## RECORD EXTRACTS
= = = = =
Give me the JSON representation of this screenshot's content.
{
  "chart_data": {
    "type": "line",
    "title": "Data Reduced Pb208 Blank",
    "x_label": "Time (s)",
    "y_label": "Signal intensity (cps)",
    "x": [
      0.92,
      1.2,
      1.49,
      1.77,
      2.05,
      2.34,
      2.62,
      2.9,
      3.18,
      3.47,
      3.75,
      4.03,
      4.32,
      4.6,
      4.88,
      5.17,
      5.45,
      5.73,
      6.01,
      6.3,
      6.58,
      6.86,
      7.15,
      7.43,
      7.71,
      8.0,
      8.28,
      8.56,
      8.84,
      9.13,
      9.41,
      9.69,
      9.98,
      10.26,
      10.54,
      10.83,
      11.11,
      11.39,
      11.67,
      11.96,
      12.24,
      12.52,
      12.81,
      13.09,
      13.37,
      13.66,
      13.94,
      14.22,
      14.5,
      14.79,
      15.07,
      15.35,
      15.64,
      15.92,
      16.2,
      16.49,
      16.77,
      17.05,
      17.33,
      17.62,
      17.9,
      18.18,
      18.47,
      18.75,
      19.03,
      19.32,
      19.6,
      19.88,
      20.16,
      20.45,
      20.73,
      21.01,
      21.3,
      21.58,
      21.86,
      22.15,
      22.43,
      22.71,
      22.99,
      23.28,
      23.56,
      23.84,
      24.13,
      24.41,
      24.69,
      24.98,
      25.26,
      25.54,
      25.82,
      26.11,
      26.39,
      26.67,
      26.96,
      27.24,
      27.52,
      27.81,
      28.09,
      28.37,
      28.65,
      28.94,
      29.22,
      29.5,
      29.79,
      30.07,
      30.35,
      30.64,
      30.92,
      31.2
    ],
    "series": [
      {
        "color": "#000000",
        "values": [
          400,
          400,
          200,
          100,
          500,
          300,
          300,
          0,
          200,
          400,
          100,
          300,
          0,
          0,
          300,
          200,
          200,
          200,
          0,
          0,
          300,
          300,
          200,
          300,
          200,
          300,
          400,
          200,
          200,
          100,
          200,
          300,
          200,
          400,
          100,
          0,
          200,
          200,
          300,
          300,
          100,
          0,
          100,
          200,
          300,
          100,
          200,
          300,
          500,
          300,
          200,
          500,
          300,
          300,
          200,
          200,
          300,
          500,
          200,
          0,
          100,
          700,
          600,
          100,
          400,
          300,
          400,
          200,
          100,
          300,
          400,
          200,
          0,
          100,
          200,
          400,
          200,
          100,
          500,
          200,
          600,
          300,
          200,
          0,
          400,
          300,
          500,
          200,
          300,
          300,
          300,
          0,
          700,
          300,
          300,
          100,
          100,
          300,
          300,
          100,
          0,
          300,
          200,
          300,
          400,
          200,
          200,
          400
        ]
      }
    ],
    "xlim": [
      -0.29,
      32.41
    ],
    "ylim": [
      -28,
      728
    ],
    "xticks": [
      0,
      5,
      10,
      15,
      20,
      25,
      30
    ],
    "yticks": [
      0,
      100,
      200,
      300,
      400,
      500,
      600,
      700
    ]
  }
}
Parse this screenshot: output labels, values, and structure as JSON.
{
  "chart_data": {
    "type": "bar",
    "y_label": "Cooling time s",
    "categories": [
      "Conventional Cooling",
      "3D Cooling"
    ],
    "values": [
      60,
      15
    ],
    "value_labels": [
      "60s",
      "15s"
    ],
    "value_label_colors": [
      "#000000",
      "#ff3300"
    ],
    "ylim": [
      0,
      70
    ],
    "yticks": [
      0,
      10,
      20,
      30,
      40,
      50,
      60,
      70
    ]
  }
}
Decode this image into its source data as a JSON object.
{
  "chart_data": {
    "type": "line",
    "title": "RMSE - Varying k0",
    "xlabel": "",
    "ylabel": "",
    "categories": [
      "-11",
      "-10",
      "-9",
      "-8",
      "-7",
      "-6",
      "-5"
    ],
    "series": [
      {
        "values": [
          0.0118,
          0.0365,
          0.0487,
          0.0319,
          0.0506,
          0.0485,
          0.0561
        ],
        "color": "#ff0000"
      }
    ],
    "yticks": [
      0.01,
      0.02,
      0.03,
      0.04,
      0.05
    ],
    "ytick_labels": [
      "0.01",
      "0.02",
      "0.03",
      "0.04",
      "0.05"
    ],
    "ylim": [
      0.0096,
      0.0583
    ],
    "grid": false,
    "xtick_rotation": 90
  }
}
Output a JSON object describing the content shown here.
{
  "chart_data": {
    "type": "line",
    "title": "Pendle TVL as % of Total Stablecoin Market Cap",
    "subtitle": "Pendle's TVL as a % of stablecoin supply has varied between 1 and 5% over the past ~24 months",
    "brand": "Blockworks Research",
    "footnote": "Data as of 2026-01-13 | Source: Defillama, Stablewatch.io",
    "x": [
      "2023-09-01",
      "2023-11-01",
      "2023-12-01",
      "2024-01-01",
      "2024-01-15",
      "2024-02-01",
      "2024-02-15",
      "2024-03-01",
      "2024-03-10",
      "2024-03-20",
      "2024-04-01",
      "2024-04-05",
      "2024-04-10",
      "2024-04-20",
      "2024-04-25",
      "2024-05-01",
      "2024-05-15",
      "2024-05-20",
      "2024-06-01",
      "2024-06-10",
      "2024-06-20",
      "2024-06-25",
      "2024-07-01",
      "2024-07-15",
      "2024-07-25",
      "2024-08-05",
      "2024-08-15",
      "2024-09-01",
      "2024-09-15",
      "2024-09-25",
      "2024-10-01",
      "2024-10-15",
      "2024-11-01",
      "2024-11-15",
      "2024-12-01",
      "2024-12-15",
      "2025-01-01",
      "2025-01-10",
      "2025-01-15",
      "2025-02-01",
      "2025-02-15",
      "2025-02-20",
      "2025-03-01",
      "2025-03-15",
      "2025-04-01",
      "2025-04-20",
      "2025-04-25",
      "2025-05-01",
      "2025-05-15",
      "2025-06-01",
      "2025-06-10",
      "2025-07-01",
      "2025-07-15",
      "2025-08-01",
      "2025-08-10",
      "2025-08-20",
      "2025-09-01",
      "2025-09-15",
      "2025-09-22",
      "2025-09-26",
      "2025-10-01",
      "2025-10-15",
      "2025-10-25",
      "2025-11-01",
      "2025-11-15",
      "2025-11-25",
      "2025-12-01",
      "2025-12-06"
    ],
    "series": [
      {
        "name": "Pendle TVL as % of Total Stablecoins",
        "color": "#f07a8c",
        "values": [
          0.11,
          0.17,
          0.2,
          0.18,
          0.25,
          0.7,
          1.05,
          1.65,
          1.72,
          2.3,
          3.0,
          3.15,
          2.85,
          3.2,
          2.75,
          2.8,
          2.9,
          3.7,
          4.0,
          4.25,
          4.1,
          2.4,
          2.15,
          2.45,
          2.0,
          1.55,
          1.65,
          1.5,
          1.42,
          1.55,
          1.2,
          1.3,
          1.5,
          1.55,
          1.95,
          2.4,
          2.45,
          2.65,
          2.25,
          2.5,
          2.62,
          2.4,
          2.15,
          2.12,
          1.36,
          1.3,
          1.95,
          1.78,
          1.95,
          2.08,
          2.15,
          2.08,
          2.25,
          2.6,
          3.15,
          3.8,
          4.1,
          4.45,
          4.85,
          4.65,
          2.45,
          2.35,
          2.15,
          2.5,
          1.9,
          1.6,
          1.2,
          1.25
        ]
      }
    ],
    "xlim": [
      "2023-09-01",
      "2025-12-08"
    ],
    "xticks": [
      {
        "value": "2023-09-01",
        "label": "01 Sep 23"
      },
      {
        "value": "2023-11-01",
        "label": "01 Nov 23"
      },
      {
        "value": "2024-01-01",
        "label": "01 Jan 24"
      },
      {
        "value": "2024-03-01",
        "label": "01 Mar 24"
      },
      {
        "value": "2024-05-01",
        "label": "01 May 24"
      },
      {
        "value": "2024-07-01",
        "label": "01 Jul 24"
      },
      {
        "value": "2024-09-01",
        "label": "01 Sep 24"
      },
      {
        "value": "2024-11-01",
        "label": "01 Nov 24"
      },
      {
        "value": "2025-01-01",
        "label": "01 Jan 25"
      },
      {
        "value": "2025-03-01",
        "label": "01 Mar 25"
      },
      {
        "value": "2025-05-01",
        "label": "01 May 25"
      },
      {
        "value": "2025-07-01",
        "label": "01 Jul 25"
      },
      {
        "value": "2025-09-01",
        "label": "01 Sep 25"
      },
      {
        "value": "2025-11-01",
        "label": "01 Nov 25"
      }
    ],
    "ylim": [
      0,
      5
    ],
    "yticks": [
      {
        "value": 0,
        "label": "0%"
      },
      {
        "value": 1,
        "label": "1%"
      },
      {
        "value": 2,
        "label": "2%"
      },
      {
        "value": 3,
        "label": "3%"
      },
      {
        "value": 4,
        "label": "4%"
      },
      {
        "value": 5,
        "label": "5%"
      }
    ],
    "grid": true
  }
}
= = = = =
Check each line of the data above for the string "JSON" and report only how many lines have it.

## THE COMPLETED TASK
4